**Supplied entries:**

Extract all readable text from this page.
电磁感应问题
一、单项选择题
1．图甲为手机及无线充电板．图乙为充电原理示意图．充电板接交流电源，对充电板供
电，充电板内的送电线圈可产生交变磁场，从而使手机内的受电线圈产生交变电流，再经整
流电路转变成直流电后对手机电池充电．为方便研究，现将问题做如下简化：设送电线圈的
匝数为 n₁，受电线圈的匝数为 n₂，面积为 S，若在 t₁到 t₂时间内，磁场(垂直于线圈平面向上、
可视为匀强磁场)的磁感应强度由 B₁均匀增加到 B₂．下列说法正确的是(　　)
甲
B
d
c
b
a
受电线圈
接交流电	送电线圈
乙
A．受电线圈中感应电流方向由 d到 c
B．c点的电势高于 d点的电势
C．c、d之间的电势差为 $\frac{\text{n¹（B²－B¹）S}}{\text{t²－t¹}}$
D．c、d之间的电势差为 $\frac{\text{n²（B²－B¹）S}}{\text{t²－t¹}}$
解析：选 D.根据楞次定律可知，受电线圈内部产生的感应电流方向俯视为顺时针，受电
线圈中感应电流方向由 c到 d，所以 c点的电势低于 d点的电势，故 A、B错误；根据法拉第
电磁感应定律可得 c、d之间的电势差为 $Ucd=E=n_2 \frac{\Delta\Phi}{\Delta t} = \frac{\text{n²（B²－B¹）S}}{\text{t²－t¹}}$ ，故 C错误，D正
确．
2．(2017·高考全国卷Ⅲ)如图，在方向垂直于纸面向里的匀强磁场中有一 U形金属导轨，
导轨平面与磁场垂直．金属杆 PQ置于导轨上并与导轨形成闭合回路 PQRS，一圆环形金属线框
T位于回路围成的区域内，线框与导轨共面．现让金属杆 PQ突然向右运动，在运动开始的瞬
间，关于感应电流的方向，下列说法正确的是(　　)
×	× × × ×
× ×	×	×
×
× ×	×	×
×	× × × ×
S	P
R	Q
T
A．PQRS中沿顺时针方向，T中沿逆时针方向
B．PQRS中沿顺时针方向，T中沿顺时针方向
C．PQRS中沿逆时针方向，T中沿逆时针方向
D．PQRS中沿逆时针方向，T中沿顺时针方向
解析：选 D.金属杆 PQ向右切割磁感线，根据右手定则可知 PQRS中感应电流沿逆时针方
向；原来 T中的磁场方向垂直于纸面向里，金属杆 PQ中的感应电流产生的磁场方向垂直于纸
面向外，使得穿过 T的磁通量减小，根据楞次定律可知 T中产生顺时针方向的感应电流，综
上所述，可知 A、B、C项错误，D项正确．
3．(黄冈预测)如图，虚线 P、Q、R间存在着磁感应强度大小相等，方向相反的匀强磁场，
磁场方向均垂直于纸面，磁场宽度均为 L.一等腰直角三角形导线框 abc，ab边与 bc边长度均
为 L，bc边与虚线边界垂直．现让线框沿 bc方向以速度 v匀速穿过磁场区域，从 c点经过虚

**The exercise:**
Transcribe each entry exactly.

**In response:**
Extract all readable text from this page.
电磁感应问题
一、单项选择题
1．图甲为手机及无线充电板．图乙为充电原理示意图．充电板接交流电源，对充电板供
电，充电板内的送电线圈可产生交变磁场，从而使手机内的受电线圈产生交变电流，再经整
流电路转变成直流电后对手机电池充电．为方便研究，现将问题做如下简化：设送电线圈的
匝数为 n₁，受电线圈的匝数为 n₂，面积为 S，若在 t₁到 t₂时间内，磁场(垂直于线圈平面向上、
可视为匀强磁场)的磁感应强度由 B₁均匀增加到 B₂．下列说法正确的是(　　)
甲
B
d
c
b
a
受电线圈
接交流电	送电线圈
乙
A．受电线圈中感应电流方向由 d到 c
B．c点的电势高于 d点的电势
C．c、d之间的电势差为 $\frac{\text{n¹（B²－B¹）S}}{\text{t²－t¹}}$
D．c、d之间的电势差为 $\frac{\text{n²（B²－B¹）S}}{\text{t²－t¹}}$
解析：选 D.根据楞次定律可知，受电线圈内部产生的感应电流方向俯视为顺时针，受电
线圈中感应电流方向由 c到 d，所以 c点的电势低于 d点的电势，故 A、B错误；根据法拉第
电磁感应定律可得 c、d之间的电势差为 $Ucd=E=n_2 \frac{\Delta\Phi}{\Delta t} = \frac{\text{n²（B²－B¹）S}}{\text{t²－t¹}}$ ，故 C错误，D正
确．
2．(2017·高考全国卷Ⅲ)如图，在方向垂直于纸面向里的匀强磁场中有一 U形金属导轨，
导轨平面与磁场垂直．金属杆 PQ置于导轨上并与导轨形成闭合回路 PQRS，一圆环形金属线框
T位于回路围成的区域内，线框与导轨共面．现让金属杆 PQ突然向右运动，在运动开始的瞬
间，关于感应电流的方向，下列说法正确的是(　　)
×	× × × ×
× ×	×	×
×
× ×	×	×
×	× × × ×
S	P
R	Q
T
A．PQRS中沿顺时针方向，T中沿逆时针方向
B．PQRS中沿顺时针方向，T中沿顺时针方向
C．PQRS中沿逆时针方向，T中沿逆时针方向
D．PQRS中沿逆时针方向，T中沿顺时针方向
解析：选 D.金属杆 PQ向右切割磁感线，根据右手定则可知 PQRS中感应电流沿逆时针方
向；原来 T中的磁场方向垂直于纸面向里，金属杆 PQ中的感应电流产生的磁场方向垂直于纸
面向外，使得穿过 T的磁通量减小，根据楞次定律可知 T中产生顺时针方向的感应电流，综
上所述，可知 A、B、C项错误，D项正确．
3．(黄冈预测)如图，虚线 P、Q、R间存在着磁感应强度大小相等，方向相反的匀强磁场，
磁场方向均垂直于纸面，磁场宽度均为 L.一等腰直角三角形导线框 abc，ab边与 bc边长度均
为 L，bc边与虚线边界垂直．现让线框沿 bc方向以速度 v匀速穿过磁场区域，从 c点经过虚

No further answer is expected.